» TASK STATEMENT: State the number of lines below in which the word "this" appears. Nothing else belongs in the answer.

» EXCERPTED RECORDS:
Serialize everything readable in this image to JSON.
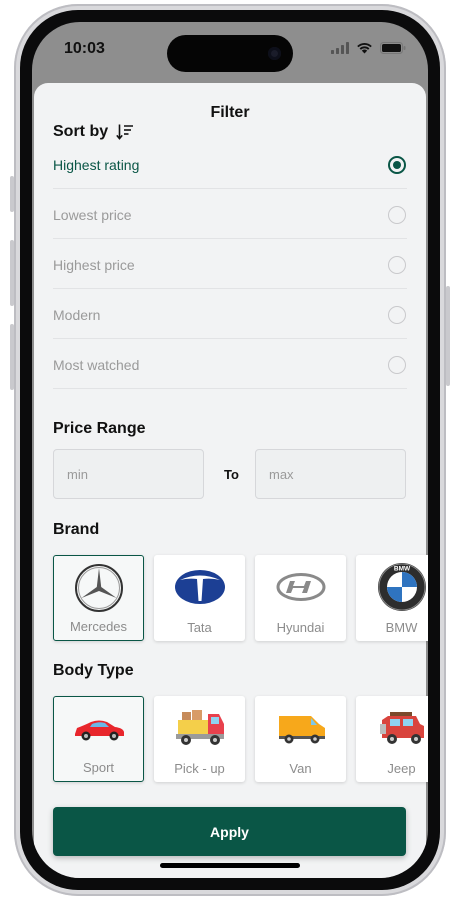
{
  "status_bar": {
    "time": "10:03"
  },
  "sheet": {
    "title": "Filter"
  },
  "sort": {
    "title": "Sort by",
    "options": [
      {
        "label": "Highest rating",
        "selected": true
      },
      {
        "label": "Lowest price",
        "selected": false
      },
      {
        "label": "Highest price",
        "selected": false
      },
      {
        "label": "Modern",
        "selected": false
      },
      {
        "label": "Most watched",
        "selected": false
      }
    ]
  },
  "price_range": {
    "title": "Price Range",
    "min_placeholder": "min",
    "to_label": "To",
    "max_placeholder": "max"
  },
  "brand": {
    "title": "Brand",
    "items": [
      {
        "label": "Mercedes",
        "icon": "mercedes-logo-icon",
        "selected": true
      },
      {
        "label": "Tata",
        "icon": "tata-logo-icon",
        "selected": false
      },
      {
        "label": "Hyundai",
        "icon": "hyundai-logo-icon",
        "selected": false
      },
      {
        "label": "BMW",
        "icon": "bmw-logo-icon",
        "selected": false
      }
    ]
  },
  "body_type": {
    "title": "Body Type",
    "items": [
      {
        "label": "Sport",
        "icon": "sport-car-icon",
        "selected": true
      },
      {
        "label": "Pick - up",
        "icon": "pickup-truck-icon",
        "selected": false
      },
      {
        "label": "Van",
        "icon": "van-icon",
        "selected": false
      },
      {
        "label": "Jeep",
        "icon": "jeep-icon",
        "selected": false
      }
    ]
  },
  "apply_label": "Apply",
  "colors": {
    "accent": "#0a5646",
    "sheet_bg": "#f2f3f4",
    "muted_text": "#9a9a9a"
  }
}
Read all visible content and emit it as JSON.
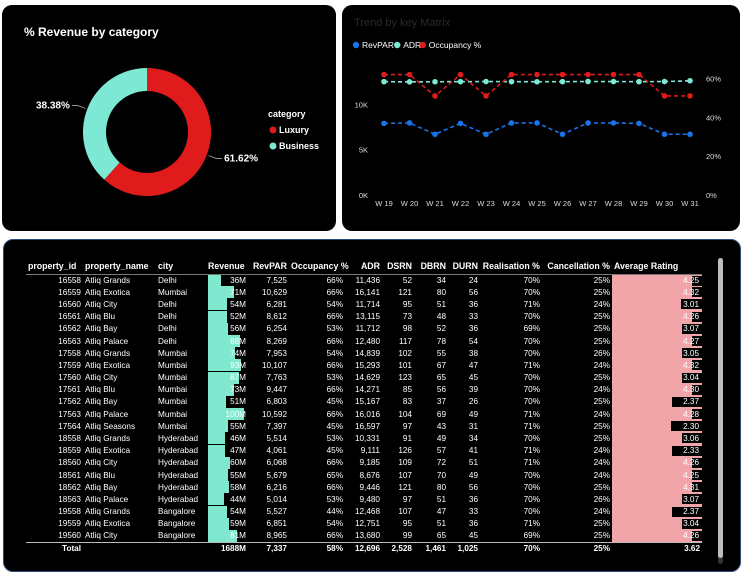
{
  "donut": {
    "title": "% Revenue by category",
    "legend_title": "category",
    "colors": {
      "Luxury": "#e01b1b",
      "Business": "#7de8d4"
    },
    "chart_data": {
      "type": "pie",
      "title": "% Revenue by category",
      "categories": [
        "Luxury",
        "Business"
      ],
      "values": [
        61.62,
        38.38
      ],
      "labels": [
        "61.62%",
        "38.38%"
      ],
      "legend": "right"
    }
  },
  "trend": {
    "title": "Trend by key Matrix",
    "chart_data": {
      "type": "line",
      "title": "Trend by key Matrix",
      "x": [
        "W 19",
        "W 20",
        "W 21",
        "W 22",
        "W 23",
        "W 24",
        "W 25",
        "W 26",
        "W 27",
        "W 28",
        "W 29",
        "W 30",
        "W 31"
      ],
      "y_left_ticks": [
        "0K",
        "5K",
        "10K"
      ],
      "y_left_range": [
        0,
        15000
      ],
      "y_right_ticks": [
        "0%",
        "20%",
        "40%",
        "60%"
      ],
      "y_right_range": [
        0,
        0.7
      ],
      "legend": "top-left",
      "series": [
        {
          "name": "RevPAR",
          "axis": "left",
          "color": "#1a73e8",
          "values": [
            7900,
            7950,
            6700,
            7900,
            6700,
            7950,
            7950,
            6700,
            7950,
            7950,
            7900,
            6700,
            6700
          ]
        },
        {
          "name": "ADR",
          "axis": "left",
          "color": "#7de8d4",
          "values": [
            12500,
            12480,
            12490,
            12500,
            12510,
            12500,
            12490,
            12500,
            12520,
            12510,
            12500,
            12510,
            12600
          ]
        },
        {
          "name": "Occupancy %",
          "axis": "right",
          "color": "#e01b1b",
          "values": [
            0.62,
            0.62,
            0.51,
            0.62,
            0.51,
            0.62,
            0.62,
            0.62,
            0.62,
            0.62,
            0.62,
            0.51,
            0.51
          ]
        }
      ]
    }
  },
  "table": {
    "headers": [
      "property_id",
      "property_name",
      "city",
      "Revenue",
      "RevPAR",
      "Occupancy %",
      "ADR",
      "DSRN",
      "DBRN",
      "DURN",
      "Realisation %",
      "Cancellation %",
      "Average Rating"
    ],
    "rows": [
      {
        "property_id": "16558",
        "property_name": "Atliq Grands",
        "city": "Delhi",
        "revenue": "36M",
        "revenue_val": 36,
        "revpar": "7,525",
        "occupancy": "66%",
        "adr": "11,436",
        "dsrn": "52",
        "dbrn": "34",
        "durn": "24",
        "realisation": "70%",
        "cancellation": "25%",
        "rating": "4.25",
        "rating_val": 4.25
      },
      {
        "property_id": "16559",
        "property_name": "Atliq Exotica",
        "city": "Mumbai",
        "revenue": "71M",
        "revenue_val": 71,
        "revpar": "10,629",
        "occupancy": "66%",
        "adr": "16,141",
        "dsrn": "121",
        "dbrn": "80",
        "durn": "56",
        "realisation": "70%",
        "cancellation": "25%",
        "rating": "4.32",
        "rating_val": 4.32
      },
      {
        "property_id": "16560",
        "property_name": "Atliq City",
        "city": "Delhi",
        "revenue": "54M",
        "revenue_val": 54,
        "revpar": "6,281",
        "occupancy": "54%",
        "adr": "11,714",
        "dsrn": "95",
        "dbrn": "51",
        "durn": "36",
        "realisation": "71%",
        "cancellation": "24%",
        "rating": "3.01",
        "rating_val": 3.01
      },
      {
        "property_id": "16561",
        "property_name": "Atliq Blu",
        "city": "Delhi",
        "revenue": "52M",
        "revenue_val": 52,
        "revpar": "8,612",
        "occupancy": "66%",
        "adr": "13,115",
        "dsrn": "73",
        "dbrn": "48",
        "durn": "33",
        "realisation": "70%",
        "cancellation": "25%",
        "rating": "4.26",
        "rating_val": 4.26
      },
      {
        "property_id": "16562",
        "property_name": "Atliq Bay",
        "city": "Delhi",
        "revenue": "56M",
        "revenue_val": 56,
        "revpar": "6,254",
        "occupancy": "53%",
        "adr": "11,712",
        "dsrn": "98",
        "dbrn": "52",
        "durn": "36",
        "realisation": "69%",
        "cancellation": "25%",
        "rating": "3.07",
        "rating_val": 3.07
      },
      {
        "property_id": "16563",
        "property_name": "Atliq Palace",
        "city": "Delhi",
        "revenue": "88M",
        "revenue_val": 88,
        "revpar": "8,269",
        "occupancy": "66%",
        "adr": "12,480",
        "dsrn": "117",
        "dbrn": "78",
        "durn": "54",
        "realisation": "70%",
        "cancellation": "25%",
        "rating": "4.27",
        "rating_val": 4.27
      },
      {
        "property_id": "17558",
        "property_name": "Atliq Grands",
        "city": "Mumbai",
        "revenue": "74M",
        "revenue_val": 74,
        "revpar": "7,953",
        "occupancy": "54%",
        "adr": "14,839",
        "dsrn": "102",
        "dbrn": "55",
        "durn": "38",
        "realisation": "70%",
        "cancellation": "26%",
        "rating": "3.05",
        "rating_val": 3.05
      },
      {
        "property_id": "17559",
        "property_name": "Atliq Exotica",
        "city": "Mumbai",
        "revenue": "93M",
        "revenue_val": 93,
        "revpar": "10,107",
        "occupancy": "66%",
        "adr": "15,293",
        "dsrn": "101",
        "dbrn": "67",
        "durn": "47",
        "realisation": "71%",
        "cancellation": "24%",
        "rating": "4.32",
        "rating_val": 4.32
      },
      {
        "property_id": "17560",
        "property_name": "Atliq City",
        "city": "Mumbai",
        "revenue": "87M",
        "revenue_val": 87,
        "revpar": "7,763",
        "occupancy": "53%",
        "adr": "14,629",
        "dsrn": "123",
        "dbrn": "65",
        "durn": "45",
        "realisation": "70%",
        "cancellation": "25%",
        "rating": "3.04",
        "rating_val": 3.04
      },
      {
        "property_id": "17561",
        "property_name": "Atliq Blu",
        "city": "Mumbai",
        "revenue": "73M",
        "revenue_val": 73,
        "revpar": "9,447",
        "occupancy": "66%",
        "adr": "14,271",
        "dsrn": "85",
        "dbrn": "56",
        "durn": "39",
        "realisation": "70%",
        "cancellation": "24%",
        "rating": "4.30",
        "rating_val": 4.3
      },
      {
        "property_id": "17562",
        "property_name": "Atliq Bay",
        "city": "Mumbai",
        "revenue": "51M",
        "revenue_val": 51,
        "revpar": "6,803",
        "occupancy": "45%",
        "adr": "15,167",
        "dsrn": "83",
        "dbrn": "37",
        "durn": "26",
        "realisation": "70%",
        "cancellation": "25%",
        "rating": "2.37",
        "rating_val": 2.37
      },
      {
        "property_id": "17563",
        "property_name": "Atliq Palace",
        "city": "Mumbai",
        "revenue": "100M",
        "revenue_val": 100,
        "revpar": "10,592",
        "occupancy": "66%",
        "adr": "16,016",
        "dsrn": "104",
        "dbrn": "69",
        "durn": "49",
        "realisation": "71%",
        "cancellation": "24%",
        "rating": "4.28",
        "rating_val": 4.28
      },
      {
        "property_id": "17564",
        "property_name": "Atliq Seasons",
        "city": "Mumbai",
        "revenue": "55M",
        "revenue_val": 55,
        "revpar": "7,397",
        "occupancy": "45%",
        "adr": "16,597",
        "dsrn": "97",
        "dbrn": "43",
        "durn": "31",
        "realisation": "71%",
        "cancellation": "25%",
        "rating": "2.30",
        "rating_val": 2.3
      },
      {
        "property_id": "18558",
        "property_name": "Atliq Grands",
        "city": "Hyderabad",
        "revenue": "46M",
        "revenue_val": 46,
        "revpar": "5,514",
        "occupancy": "53%",
        "adr": "10,331",
        "dsrn": "91",
        "dbrn": "49",
        "durn": "34",
        "realisation": "70%",
        "cancellation": "25%",
        "rating": "3.06",
        "rating_val": 3.06
      },
      {
        "property_id": "18559",
        "property_name": "Atliq Exotica",
        "city": "Hyderabad",
        "revenue": "47M",
        "revenue_val": 47,
        "revpar": "4,061",
        "occupancy": "45%",
        "adr": "9,111",
        "dsrn": "126",
        "dbrn": "57",
        "durn": "41",
        "realisation": "71%",
        "cancellation": "24%",
        "rating": "2.33",
        "rating_val": 2.33
      },
      {
        "property_id": "18560",
        "property_name": "Atliq City",
        "city": "Hyderabad",
        "revenue": "60M",
        "revenue_val": 60,
        "revpar": "6,068",
        "occupancy": "66%",
        "adr": "9,185",
        "dsrn": "109",
        "dbrn": "72",
        "durn": "51",
        "realisation": "71%",
        "cancellation": "24%",
        "rating": "4.26",
        "rating_val": 4.26
      },
      {
        "property_id": "18561",
        "property_name": "Atliq Blu",
        "city": "Hyderabad",
        "revenue": "55M",
        "revenue_val": 55,
        "revpar": "5,679",
        "occupancy": "65%",
        "adr": "8,676",
        "dsrn": "107",
        "dbrn": "70",
        "durn": "49",
        "realisation": "70%",
        "cancellation": "24%",
        "rating": "4.25",
        "rating_val": 4.25
      },
      {
        "property_id": "18562",
        "property_name": "Atliq Bay",
        "city": "Hyderabad",
        "revenue": "58M",
        "revenue_val": 58,
        "revpar": "6,216",
        "occupancy": "66%",
        "adr": "9,446",
        "dsrn": "121",
        "dbrn": "80",
        "durn": "56",
        "realisation": "70%",
        "cancellation": "25%",
        "rating": "4.31",
        "rating_val": 4.31
      },
      {
        "property_id": "18563",
        "property_name": "Atliq Palace",
        "city": "Hyderabad",
        "revenue": "44M",
        "revenue_val": 44,
        "revpar": "5,014",
        "occupancy": "53%",
        "adr": "9,480",
        "dsrn": "97",
        "dbrn": "51",
        "durn": "36",
        "realisation": "70%",
        "cancellation": "26%",
        "rating": "3.07",
        "rating_val": 3.07
      },
      {
        "property_id": "19558",
        "property_name": "Atliq Grands",
        "city": "Bangalore",
        "revenue": "54M",
        "revenue_val": 54,
        "revpar": "5,527",
        "occupancy": "44%",
        "adr": "12,468",
        "dsrn": "107",
        "dbrn": "47",
        "durn": "33",
        "realisation": "70%",
        "cancellation": "24%",
        "rating": "2.37",
        "rating_val": 2.37
      },
      {
        "property_id": "19559",
        "property_name": "Atliq Exotica",
        "city": "Bangalore",
        "revenue": "59M",
        "revenue_val": 59,
        "revpar": "6,851",
        "occupancy": "54%",
        "adr": "12,751",
        "dsrn": "95",
        "dbrn": "51",
        "durn": "36",
        "realisation": "71%",
        "cancellation": "25%",
        "rating": "3.04",
        "rating_val": 3.04
      },
      {
        "property_id": "19560",
        "property_name": "Atliq City",
        "city": "Bangalore",
        "revenue": "81M",
        "revenue_val": 81,
        "revpar": "8,965",
        "occupancy": "66%",
        "adr": "13,680",
        "dsrn": "99",
        "dbrn": "65",
        "durn": "45",
        "realisation": "69%",
        "cancellation": "25%",
        "rating": "4.26",
        "rating_val": 4.26
      }
    ],
    "total": {
      "label": "Total",
      "revenue": "1688M",
      "revpar": "7,337",
      "occupancy": "58%",
      "adr": "12,696",
      "dsrn": "2,528",
      "dbrn": "1,461",
      "durn": "1,025",
      "realisation": "70%",
      "cancellation": "25%",
      "rating": "3.62"
    }
  }
}
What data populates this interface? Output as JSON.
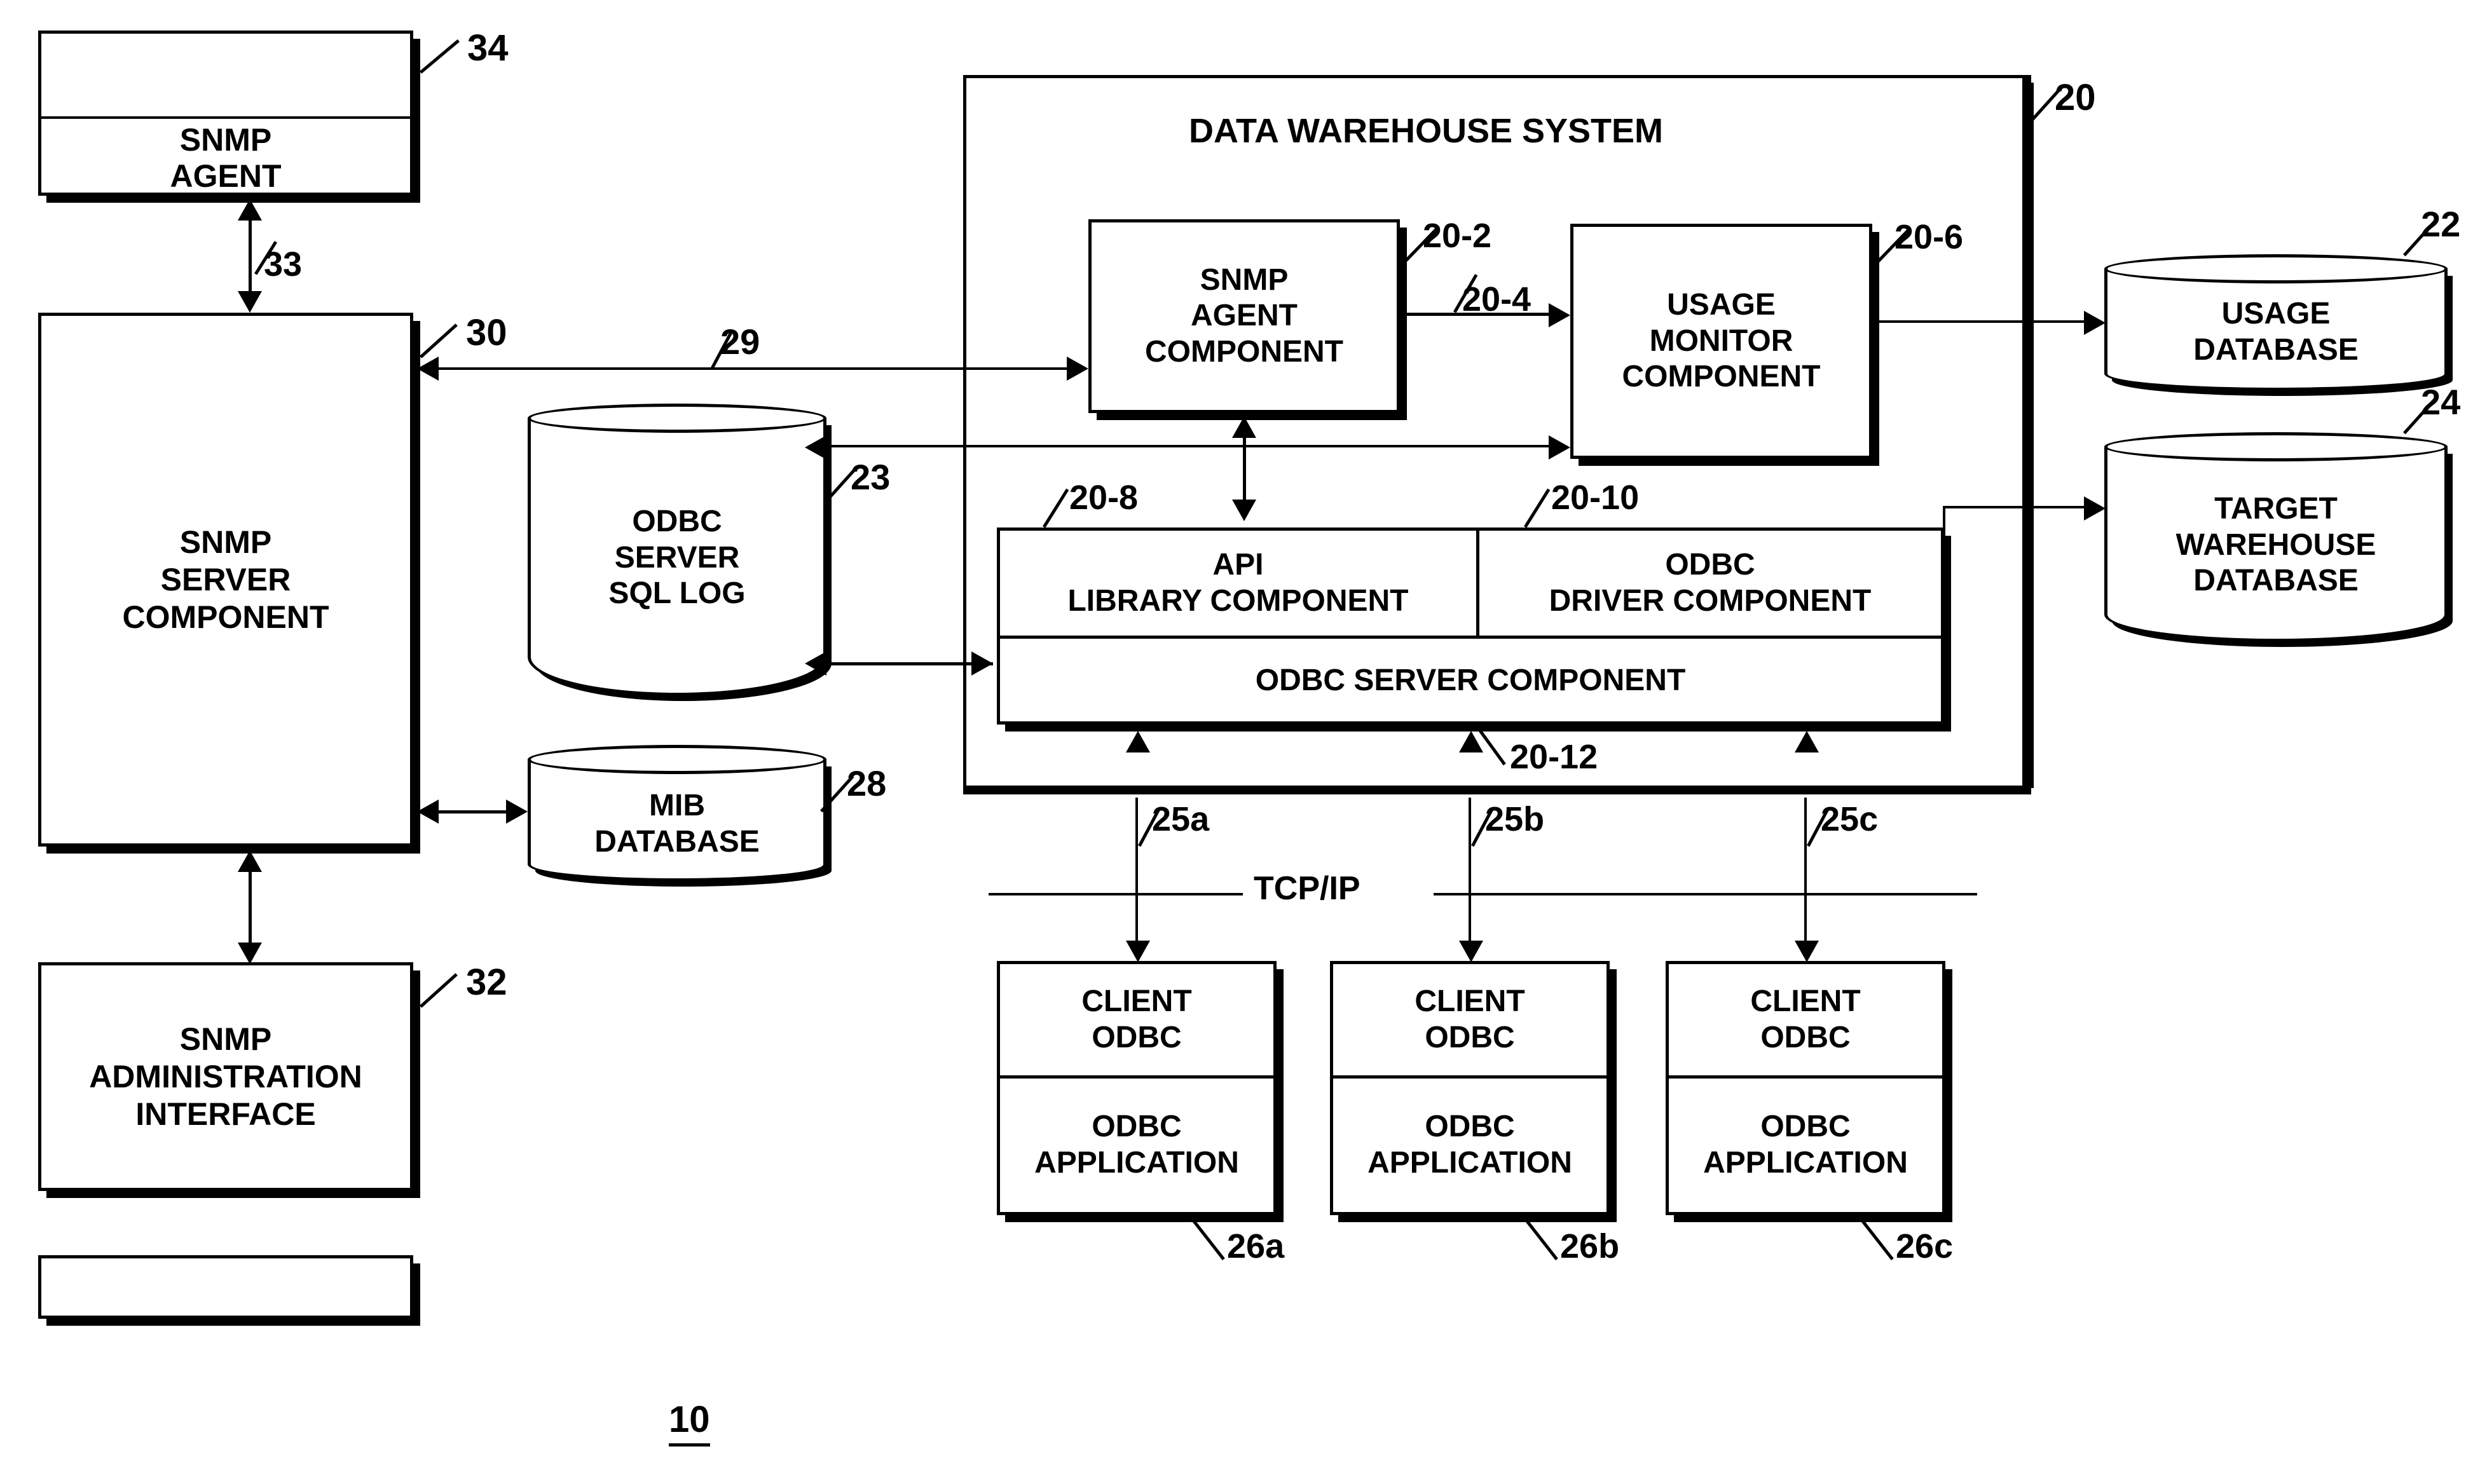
{
  "figure": {
    "number": "10"
  },
  "system": {
    "title": "DATA WAREHOUSE SYSTEM",
    "ref": "20"
  },
  "boxes": {
    "snmp_agent": {
      "line1": "SNMP",
      "line2": "AGENT",
      "ref": "34"
    },
    "snmp_server_component": {
      "line1": "SNMP",
      "line2": "SERVER",
      "line3": "COMPONENT",
      "ref": "30"
    },
    "snmp_administration_interface": {
      "line1": "SNMP",
      "line2": "ADMINISTRATION",
      "line3": "INTERFACE",
      "ref": "32"
    },
    "blank_box": {
      "ref": ""
    },
    "snmp_agent_component": {
      "line1": "SNMP",
      "line2": "AGENT",
      "line3": "COMPONENT",
      "ref": "20-2"
    },
    "usage_monitor_component": {
      "line1": "USAGE",
      "line2": "MONITOR",
      "line3": "COMPONENT",
      "ref": "20-6"
    },
    "api_library_component": {
      "line1": "API",
      "line2": "LIBRARY COMPONENT",
      "ref": "20-8"
    },
    "odbc_driver_component": {
      "line1": "ODBC",
      "line2": "DRIVER COMPONENT",
      "ref": "20-10"
    },
    "odbc_server_component": {
      "line1": "ODBC SERVER COMPONENT",
      "ref": "20-12"
    }
  },
  "databases": {
    "odbc_server_sql_log": {
      "line1": "ODBC",
      "line2": "SERVER",
      "line3": "SQL LOG",
      "ref": "23"
    },
    "mib_database": {
      "line1": "MIB",
      "line2": "DATABASE",
      "ref": "28"
    },
    "usage_database": {
      "line1": "USAGE",
      "line2": "DATABASE",
      "ref": "22"
    },
    "target_warehouse_database": {
      "line1": "TARGET",
      "line2": "WAREHOUSE",
      "line3": "DATABASE",
      "ref": "24"
    }
  },
  "clients": [
    {
      "line1": "CLIENT",
      "line2": "ODBC",
      "app1": "ODBC",
      "app2": "APPLICATION",
      "ref": "26a",
      "link_ref": "25a"
    },
    {
      "line1": "CLIENT",
      "line2": "ODBC",
      "app1": "ODBC",
      "app2": "APPLICATION",
      "ref": "26b",
      "link_ref": "25b"
    },
    {
      "line1": "CLIENT",
      "line2": "ODBC",
      "app1": "ODBC",
      "app2": "APPLICATION",
      "ref": "26c",
      "link_ref": "25c"
    }
  ],
  "network": {
    "label": "TCP/IP"
  },
  "links": {
    "snmp_agent_to_server": "33",
    "server_to_agent_component": "29",
    "agent_component_to_usage_monitor": "20-4"
  },
  "colors": {
    "line": "#000000",
    "background": "#ffffff"
  }
}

» FULL RESPONSE: 2